Supplied records =>

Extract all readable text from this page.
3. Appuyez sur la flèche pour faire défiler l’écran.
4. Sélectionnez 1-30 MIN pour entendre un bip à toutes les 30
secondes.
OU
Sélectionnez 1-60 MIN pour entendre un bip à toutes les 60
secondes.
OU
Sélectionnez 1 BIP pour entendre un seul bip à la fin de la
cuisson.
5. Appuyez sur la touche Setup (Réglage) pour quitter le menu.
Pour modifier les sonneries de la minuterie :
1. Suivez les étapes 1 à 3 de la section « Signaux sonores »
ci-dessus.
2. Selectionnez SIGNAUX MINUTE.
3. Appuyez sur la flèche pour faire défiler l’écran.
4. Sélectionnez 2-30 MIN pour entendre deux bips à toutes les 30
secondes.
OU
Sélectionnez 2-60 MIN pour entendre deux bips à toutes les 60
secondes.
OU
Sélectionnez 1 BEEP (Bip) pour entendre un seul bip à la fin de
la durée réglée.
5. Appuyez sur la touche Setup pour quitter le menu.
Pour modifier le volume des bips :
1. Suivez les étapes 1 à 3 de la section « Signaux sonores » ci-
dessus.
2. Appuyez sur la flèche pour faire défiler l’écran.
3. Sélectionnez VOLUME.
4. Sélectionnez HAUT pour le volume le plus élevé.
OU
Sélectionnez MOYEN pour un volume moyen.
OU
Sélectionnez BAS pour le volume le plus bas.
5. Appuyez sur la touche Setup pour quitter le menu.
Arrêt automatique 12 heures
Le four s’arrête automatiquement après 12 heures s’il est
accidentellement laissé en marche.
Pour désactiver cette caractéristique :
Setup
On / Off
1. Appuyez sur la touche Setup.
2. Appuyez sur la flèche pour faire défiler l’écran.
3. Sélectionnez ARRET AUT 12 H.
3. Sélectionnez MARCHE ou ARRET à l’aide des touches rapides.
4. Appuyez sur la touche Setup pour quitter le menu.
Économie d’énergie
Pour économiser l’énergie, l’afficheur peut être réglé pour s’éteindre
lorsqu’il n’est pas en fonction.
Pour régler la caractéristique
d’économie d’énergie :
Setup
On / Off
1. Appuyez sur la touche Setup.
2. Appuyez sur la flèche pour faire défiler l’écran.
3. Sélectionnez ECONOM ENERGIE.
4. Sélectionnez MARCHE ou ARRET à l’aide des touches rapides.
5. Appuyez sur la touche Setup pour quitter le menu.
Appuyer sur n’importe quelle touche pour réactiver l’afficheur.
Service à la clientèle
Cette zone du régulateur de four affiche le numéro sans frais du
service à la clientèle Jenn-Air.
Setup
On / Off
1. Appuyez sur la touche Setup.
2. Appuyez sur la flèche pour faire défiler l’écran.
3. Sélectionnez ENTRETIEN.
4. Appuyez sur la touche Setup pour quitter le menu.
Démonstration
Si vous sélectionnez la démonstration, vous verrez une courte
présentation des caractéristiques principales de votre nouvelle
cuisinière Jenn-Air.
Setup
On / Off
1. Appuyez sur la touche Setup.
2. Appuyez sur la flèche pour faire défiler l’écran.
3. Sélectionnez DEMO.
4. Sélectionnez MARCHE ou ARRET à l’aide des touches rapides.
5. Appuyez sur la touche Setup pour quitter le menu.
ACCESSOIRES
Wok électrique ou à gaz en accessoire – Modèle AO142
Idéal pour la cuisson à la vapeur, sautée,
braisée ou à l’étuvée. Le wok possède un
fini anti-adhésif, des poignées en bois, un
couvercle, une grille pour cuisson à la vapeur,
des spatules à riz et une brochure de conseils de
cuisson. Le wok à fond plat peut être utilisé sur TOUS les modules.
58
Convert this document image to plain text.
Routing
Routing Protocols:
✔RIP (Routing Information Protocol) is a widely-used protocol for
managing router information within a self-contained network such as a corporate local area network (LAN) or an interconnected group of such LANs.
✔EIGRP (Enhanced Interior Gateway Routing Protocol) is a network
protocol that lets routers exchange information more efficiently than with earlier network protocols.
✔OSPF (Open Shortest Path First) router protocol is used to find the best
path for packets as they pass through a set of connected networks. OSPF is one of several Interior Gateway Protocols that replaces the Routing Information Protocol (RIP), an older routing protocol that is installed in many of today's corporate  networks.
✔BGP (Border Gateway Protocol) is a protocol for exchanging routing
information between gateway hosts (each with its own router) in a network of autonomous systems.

What this task involves =>
Write each line above out exactly.

Solution below =>
Extract all readable text from this page.
3. Appuyez sur la flèche pour faire défiler l’écran.
4. Sélectionnez 1-30 MIN pour entendre un bip à toutes les 30
secondes.
OU
Sélectionnez 1-60 MIN pour entendre un bip à toutes les 60
secondes.
OU
Sélectionnez 1 BIP pour entendre un seul bip à la fin de la
cuisson.
5. Appuyez sur la touche Setup (Réglage) pour quitter le menu.
Pour modifier les sonneries de la minuterie :
1. Suivez les étapes 1 à 3 de la section « Signaux sonores »
ci-dessus.
2. Selectionnez SIGNAUX MINUTE.
3. Appuyez sur la flèche pour faire défiler l’écran.
4. Sélectionnez 2-30 MIN pour entendre deux bips à toutes les 30
secondes.
OU
Sélectionnez 2-60 MIN pour entendre deux bips à toutes les 60
secondes.
OU
Sélectionnez 1 BEEP (Bip) pour entendre un seul bip à la fin de
la durée réglée.
5. Appuyez sur la touche Setup pour quitter le menu.
Pour modifier le volume des bips :
1. Suivez les étapes 1 à 3 de la section « Signaux sonores » ci-
dessus.
2. Appuyez sur la flèche pour faire défiler l’écran.
3. Sélectionnez VOLUME.
4. Sélectionnez HAUT pour le volume le plus élevé.
OU
Sélectionnez MOYEN pour un volume moyen.
OU
Sélectionnez BAS pour le volume le plus bas.
5. Appuyez sur la touche Setup pour quitter le menu.
Arrêt automatique 12 heures
Le four s’arrête automatiquement après 12 heures s’il est
accidentellement laissé en marche.
Pour désactiver cette caractéristique :
Setup
On / Off
1. Appuyez sur la touche Setup.
2. Appuyez sur la flèche pour faire défiler l’écran.
3. Sélectionnez ARRET AUT 12 H.
3. Sélectionnez MARCHE ou ARRET à l’aide des touches rapides.
4. Appuyez sur la touche Setup pour quitter le menu.
Économie d’énergie
Pour économiser l’énergie, l’afficheur peut être réglé pour s’éteindre
lorsqu’il n’est pas en fonction.
Pour régler la caractéristique
d’économie d’énergie :
Setup
On / Off
1. Appuyez sur la touche Setup.
2. Appuyez sur la flèche pour faire défiler l’écran.
3. Sélectionnez ECONOM ENERGIE.
4. Sélectionnez MARCHE ou ARRET à l’aide des touches rapides.
5. Appuyez sur la touche Setup pour quitter le menu.
Appuyer sur n’importe quelle touche pour réactiver l’afficheur.
Service à la clientèle
Cette zone du régulateur de four affiche le numéro sans frais du
service à la clientèle Jenn-Air.
Setup
On / Off
1. Appuyez sur la touche Setup.
2. Appuyez sur la flèche pour faire défiler l’écran.
3. Sélectionnez ENTRETIEN.
4. Appuyez sur la touche Setup pour quitter le menu.
Démonstration
Si vous sélectionnez la démonstration, vous verrez une courte
présentation des caractéristiques principales de votre nouvelle
cuisinière Jenn-Air.
Setup
On / Off
1. Appuyez sur la touche Setup.
2. Appuyez sur la flèche pour faire défiler l’écran.
3. Sélectionnez DEMO.
4. Sélectionnez MARCHE ou ARRET à l’aide des touches rapides.
5. Appuyez sur la touche Setup pour quitter le menu.
ACCESSOIRES
Wok électrique ou à gaz en accessoire – Modèle AO142
Idéal pour la cuisson à la vapeur, sautée,
braisée ou à l’étuvée. Le wok possède un
fini anti-adhésif, des poignées en bois, un
couvercle, une grille pour cuisson à la vapeur,
des spatules à riz et une brochure de conseils de
cuisson. Le wok à fond plat peut être utilisé sur TOUS les modules.
58
Convert this document image to plain text.
Routing
Routing Protocols:
✔RIP (Routing Information Protocol) is a widely-used protocol for
managing router information within a self-contained network such as a corporate local area network (LAN) or an interconnected group of such LANs.
✔EIGRP (Enhanced Interior Gateway Routing Protocol) is a network
protocol that lets routers exchange information more efficiently than with earlier network protocols.
✔OSPF (Open Shortest Path First) router protocol is used to find the best
path for packets as they pass through a set of connected networks. OSPF is one of several Interior Gateway Protocols that replaces the Routing Information Protocol (RIP), an older routing protocol that is installed in many of today's corporate  networks.
✔BGP (Border Gateway Protocol) is a protocol for exchanging routing
information between gateway hosts (each with its own router) in a network of autonomous systems.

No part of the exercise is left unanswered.